## AIM:
Check each line of the records below and collect those that include the word "Indirizzo".

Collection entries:
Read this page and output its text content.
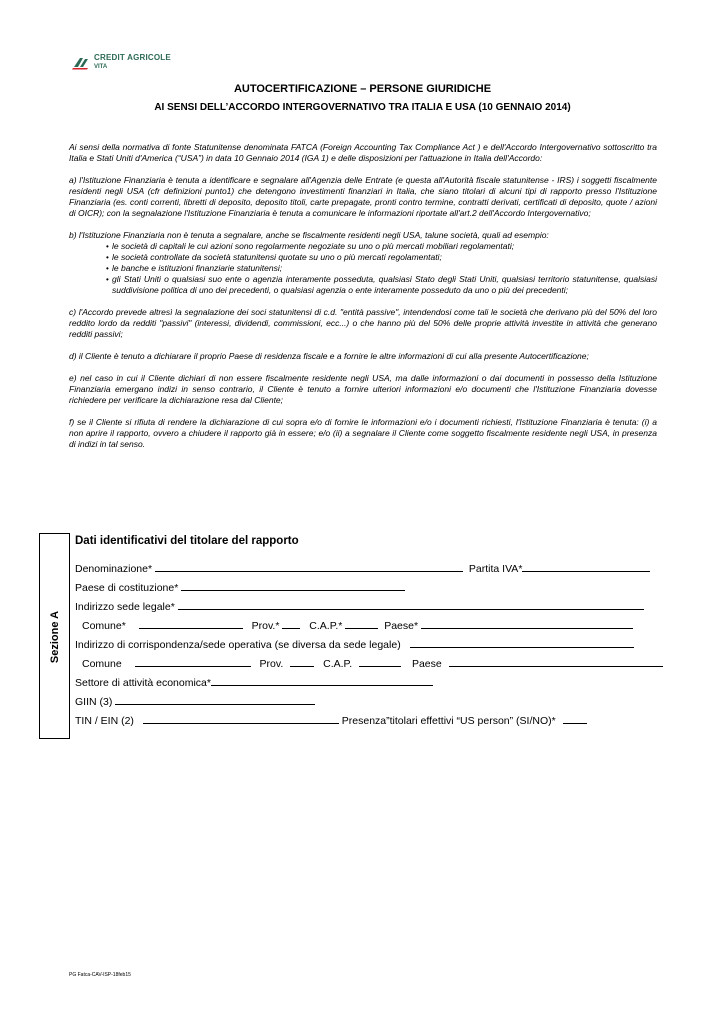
CREDIT AGRICOLE
VITA
AUTOCERTIFICAZIONE – PERSONE GIURIDICHE
AI SENSI DELL’ACCORDO INTERGOVERNATIVO TRA ITALIA E USA (10 GENNAIO 2014)

Ai sensi della normativa di fonte Statunitense denominata FATCA (Foreign Accounting Tax Compliance Act ) e dell'Accordo Intergovernativo sottoscritto tra Italia e Stati Uniti d'America (“USA”) in data 10 Gennaio 2014 (IGA 1) e delle disposizioni per l'attuazione in Italia dell'Accordo:

a) l'Istituzione Finanziaria è tenuta a identificare e segnalare all'Agenzia delle Entrate (e questa all'Autorità fiscale statunitense - IRS) i soggetti fiscalmente residenti negli USA (cfr definizioni punto1) che detengono investimenti finanziari in Italia, che siano titolari di alcuni tipi di rapporto presso l'Istituzione Finanziaria (es. conti correnti, libretti di deposito, deposito titoli, carte prepagate, pronti contro termine, contratti derivati, certificati di deposito, quote / azioni di OICR); con la segnalazione l'Istituzione Finanziaria è tenuta a comunicare le informazioni riportate all'art.2 dell'Accordo Intergovernativo;

b) l'Istituzione Finanziaria non è tenuta a segnalare, anche se fiscalmente residenti negli USA, talune società, quali ad esempio:

• le società di capitali le cui azioni sono regolarmente negoziate su uno o più mercati mobiliari regolamentati;
• le società controllate da società statunitensi quotate su uno o più mercati regolamentati;
• le banche e istituzioni finanziarie statunitensi;
• gli Stati Uniti o qualsiasi suo ente o agenzia interamente posseduta, qualsiasi Stato degli Stati Uniti, qualsiasi territorio statunitense, qualsiasi suddivisione politica di uno dei precedenti, o qualsiasi agenzia o ente interamente posseduto da uno o più dei precedenti;

c) l'Accordo prevede altresì la segnalazione dei soci statunitensi di c.d. "entità passive", intendendosi come tali le società che derivano più del 50% del loro reddito lordo da redditi "passivi" (interessi, dividendi, commissioni, ecc...) o che hanno più del 50% delle proprie attività investite in attività che generano redditi passivi;

d) il Cliente è tenuto a dichiarare il proprio Paese di residenza fiscale e a fornire le altre informazioni di cui alla presente Autocertificazione;

e) nel caso in cui il Cliente dichiari di non essere fiscalmente residente negli USA, ma dalle informazioni o dai documenti in possesso della Istituzione Finanziaria emergano indizi in senso contrario, il Cliente è tenuto a fornire ulteriori informazioni e/o documenti che l'Istituzione Finanziaria dovesse richiedere per verificare la dichiarazione resa dal Cliente;

f) se il Cliente si rifiuta di rendere la dichiarazione di cui sopra e/o di fornire le informazioni e/o i documenti richiesti, l'Istituzione Finanziaria è tenuta: (i) a non aprire il rapporto, ovvero a chiudere il rapporto già in essere; e/o (ii) a segnalare il Cliente come soggetto fiscalmente residente negli USA, in presenza di indizi in tal senso.

Sezione A
Dati identificativi del titolare del rapporto
Denominazione*	Partita IVA*
Paese di costituzione*
Indirizzo sede legale*
Comune*	Prov.*	C.A.P.*	Paese*
Indirizzo di corrispondenza/sede operativa (se diversa da sede legale)
Comune	Prov.	C.A.P.	Paese
Settore di attività economica*
GIIN (3)
TIN / EIN (2)	Presenza”titolari effettivi “US person” (SI/NO)*
PG Fatca-CAV-ISP-18feb15
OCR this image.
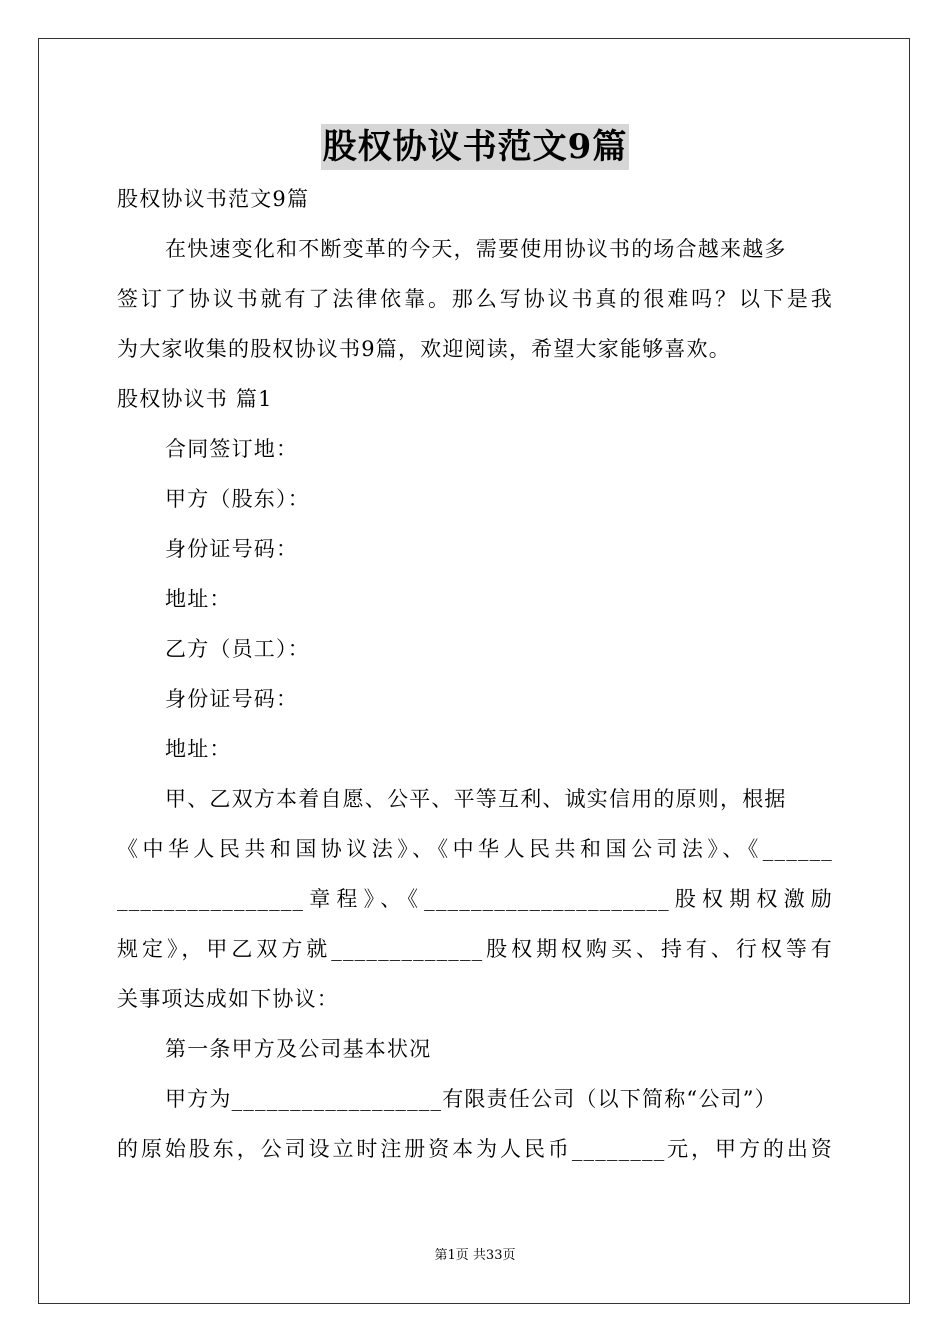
股权协议书范文9篇
股权协议书范文9篇
在快速变化和不断变革的今天，需要使用协议书的场合越来越多
签订了协议书就有了法律依靠。那么写协议书真的很难吗？以下是我
为大家收集的股权协议书9篇，欢迎阅读，希望大家能够喜欢。
股权协议书 篇1
合同签订地：
甲方（股东）：
身份证号码：
地址：
乙方（员工）：
身份证号码：
地址：
甲、乙双方本着自愿、公平、平等互利、诚实信用的原则，根据
《中华人民共和国协议法》、《中华人民共和国公司法》、《______
________________章程》、《_____________________股权期权激励
规定》，甲乙双方就_____________股权期权购买、持有、行权等有
关事项达成如下协议：
第一条甲方及公司基本状况
甲方为__________________有限责任公司（以下简称“公司”）
的原始股东，公司设立时注册资本为人民币________元，甲方的出资
第1页 共33页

## WRITTEN SOLUTION:
Indirizzo sede legale*
Indirizzo di corrispondenza/sede operativa (se diversa da sede legale)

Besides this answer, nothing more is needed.